The consensus among several generations of critics is that Wharton's 1907 novel The Fruit of the Tree lacks a stable core of concerns. 1 "There was stuff here for a dozen novels," Millicent Bell concludes (253-54). Henry James's judgment was no less decisive for his characteristic indirection. After praising the novel to Wharton as a thing "of a great deal of (though not perhaps of a completely superior) art," he adds, "Where my qualifications would come in would be as to the terrible question of the composition & conduct of the thing" (Powers 78). He would later complain to Mary Cadwalader Jones of the novel's "strangely infirm composition and construction--as if she hadn't taken thought for that" (Powers 79, n3). 2 Frequently underlying criticism of its construction is the assumption that Wharton conceived of her novel in the muckraking tradition. Thus Elizabeth Ammons, who characterizes both The House of Mirth (1905) and The Fruit of the Tree (1907) as "economic novels," assigns them places alongside Norris's The Pit (1903), Glasgow's The Deliverance (1904), and Sinclair's The Jungle (1906). If we hold Wharton to these muckraking intentions, then the novel's cursory attention to the details of mill life and its focus instead on the private lives of the three principal characters are bound to disappoint.

But what if Wharton conceived of Fruit as belonging to an altogether different class of reform novels, as remarks by her contemporaries suggest? The Nation's reviewer apparently had little trouble recognizing in it "a familiar type of current American fiction: the industrial novel" ("Current Fiction" 352). This reviewer affords us a glimpse of this subgenre's essential features when he observes of Amherst and Bessy's engagement at the end of Book 1, "At this point the ordinary industrial novel might have been content to end, with a sound of wedding bells and popular plaudits" (353). These comments suggest that readers in the early 1900s would have had little difficulty in placing Wharton's novel not among journalistic exposés of industrial corruption but together with a class of reform novels that did not entirely eschew the romantic subplot.
=======
## Exercise tasks
[1] In the passage on Wharton's novel, which publication's reviewer called The Fruit of the Tree an industrial novel?
[2] Rewrite the paragraph of the passage on Wharton's novel that begins "But what if Wharton conceived" in a shorter form, keeping its main facts.

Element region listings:
=======
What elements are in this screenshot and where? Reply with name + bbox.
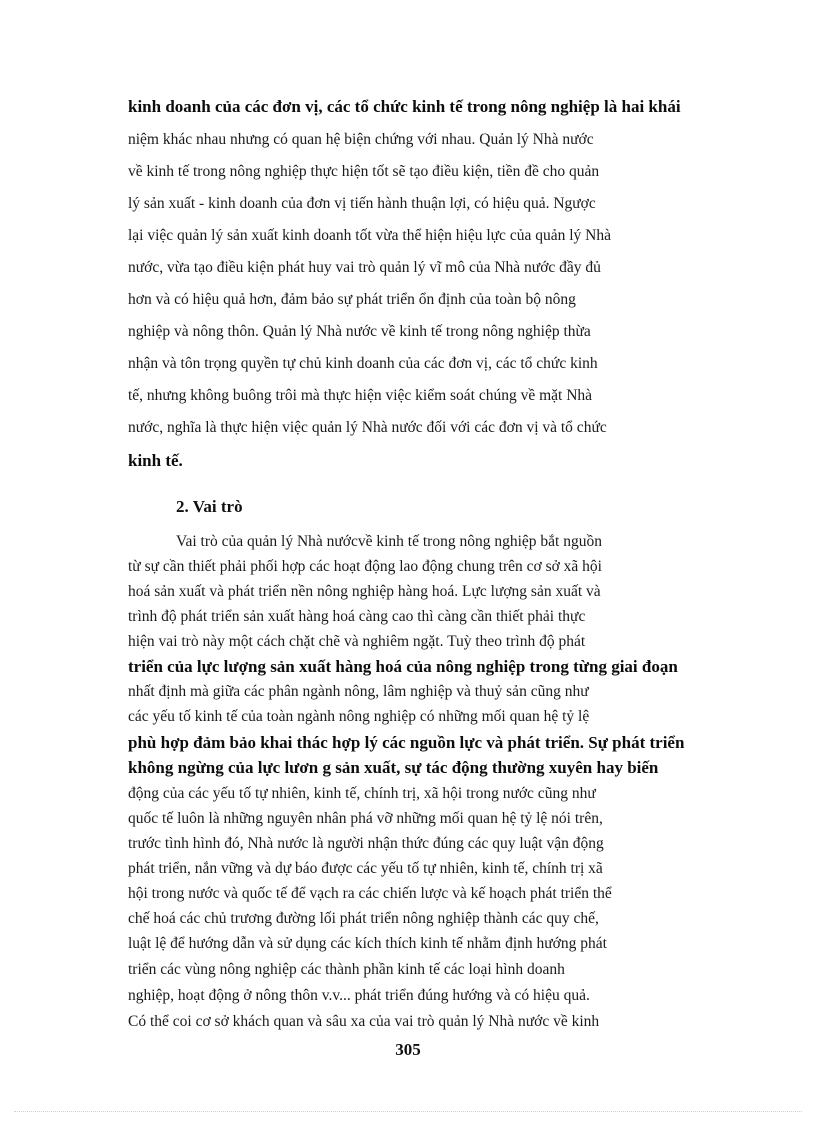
paragraph-line: chế hoá các chủ trương đường lối phát triển nông nghiệp thành các quy chế,	[128, 910, 599, 927]
paragraph-line: nước, nghĩa là thực hiện việc quản lý Nhà nước đối với các đơn vị và tổ chức	[128, 419, 607, 436]
paragraph-line: động của các yếu tố tự nhiên, kinh tế, chính trị, xã hội trong nước cũng như	[128, 785, 596, 802]
paragraph-line: về kinh tế trong nông nghiệp thực hiện tốt sẽ tạo điều kiện, tiền đề cho quản	[128, 163, 600, 180]
paragraph-line: Vai trò của quản lý Nhà nướcvề kinh tế trong nông nghiệp bắt nguồn	[176, 533, 602, 550]
paragraph-line: nhất định mà giữa các phân ngành nông, lâm nghiệp và thuỷ sản cũng như	[128, 683, 589, 700]
paragraph-line: nhận và tôn trọng quyền tự chủ kinh doanh của các đơn vị, các tổ chức kinh	[128, 355, 598, 372]
paragraph-line: trình độ phát triển sản xuất hàng hoá càng cao thì càng cần thiết phải thực	[128, 608, 586, 625]
paragraph-line: hiện vai trò này một cách chặt chẽ và nghiêm ngặt. Tuỳ theo trình độ phát	[128, 633, 586, 650]
paragraph-line: kinh tế.	[128, 451, 183, 470]
paragraph-line: lý sản xuất - kinh doanh của đơn vị tiến hành thuận lợi, có hiệu quả. Ngược	[128, 195, 596, 212]
paragraph-line: triển của lực lượng sản xuất hàng hoá của nông nghiệp trong từng giai đoạn	[128, 657, 678, 676]
paragraph-line: nước, vừa tạo điều kiện phát huy vai trò quản lý vĩ mô của Nhà nước đầy đủ	[128, 259, 601, 276]
paragraph-line: từ sự cần thiết phải phối hợp các hoạt động lao động chung trên cơ sở xã hội	[128, 558, 602, 575]
paragraph-line: luật lệ để hướng dẫn và sử dụng các kích thích kinh tế nhằm định hướng phát	[128, 935, 607, 952]
paragraph-line: nghiệp, hoạt động ở nông thôn v.v... phát triển đúng hướng và có hiệu quả.	[128, 987, 590, 1004]
paragraph-line: không ngừng của lực lươn g sản xuất, sự tác động thường xuyên hay biến	[128, 758, 659, 777]
paragraph-line: phù hợp đảm bảo khai thác hợp lý các nguồn lực và phát triển. Sự phát triển	[128, 733, 685, 752]
paragraph-line: phát triển, nắn vững và dự báo được các yếu tố tự nhiên, kinh tế, chính trị xã	[128, 860, 603, 877]
paragraph-line: triển các vùng nông nghiệp các thành phần kinh tế các loại hình doanh	[128, 961, 565, 978]
paragraph-line: tế, nhưng không buông trôi mà thực hiện việc kiểm soát chúng về mặt Nhà	[128, 387, 593, 404]
paragraph-line: nghiệp và nông thôn. Quản lý Nhà nước về kinh tế trong nông nghiệp thừa	[128, 323, 591, 340]
page-number: 305	[395, 1040, 421, 1059]
paragraph-line: trước tình hình đó, Nhà nước là người nhận thức đúng các quy luật vận động	[128, 835, 604, 852]
paragraph-line: Có thể coi cơ sở khách quan và sâu xa của vai trò quản lý Nhà nước về kinh	[128, 1013, 600, 1030]
paragraph-line: hội trong nước và quốc tế để vạch ra các chiến lược và kế hoạch phát triển thể	[128, 885, 612, 902]
paragraph-line: các yếu tố kinh tế của toàn ngành nông nghiệp có những mối quan hệ tỷ lệ	[128, 708, 590, 725]
paragraph-line: hơn và có hiệu quả hơn, đảm bảo sự phát triển ổn định của toàn bộ nông	[128, 291, 576, 308]
section-heading: 2. Vai trò	[176, 497, 243, 516]
paragraph-line: kinh doanh của các đơn vị, các tổ chức kinh tế trong nông nghiệp là hai khái	[128, 97, 681, 116]
page-edge-divider	[14, 1111, 802, 1112]
paragraph-line: hoá sản xuất và phát triển nền nông nghiệp hàng hoá. Lực lượng sản xuất và	[128, 583, 601, 600]
paragraph-line: niệm khác nhau nhưng có quan hệ biện chứng với nhau. Quản lý Nhà nước	[128, 131, 594, 148]
paragraph-line: quốc tế luôn là những nguyên nhân phá vỡ những mối quan hệ tỷ lệ nói trên,	[128, 810, 603, 827]
paragraph-line: lại việc quản lý sản xuất kinh doanh tốt vừa thể hiện hiệu lực của quản lý Nhà	[128, 227, 611, 244]
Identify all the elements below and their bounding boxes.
=======
## Answers provided
[1] The Nation

[2] Her contemporaries' remarks suggest that Wharton may have meant Fruit as a different kind of reform novel. The Nation's reviewer saw in it "the industrial novel," a familiar type of American fiction, and noted that an ordinary industrial novel might have ended with Amherst and Bessy's engagement at the close of Book 1. Readers of the early 1900s would thus have placed it not among journalistic exposés of industrial corruption but among reform novels that kept a romantic subplot.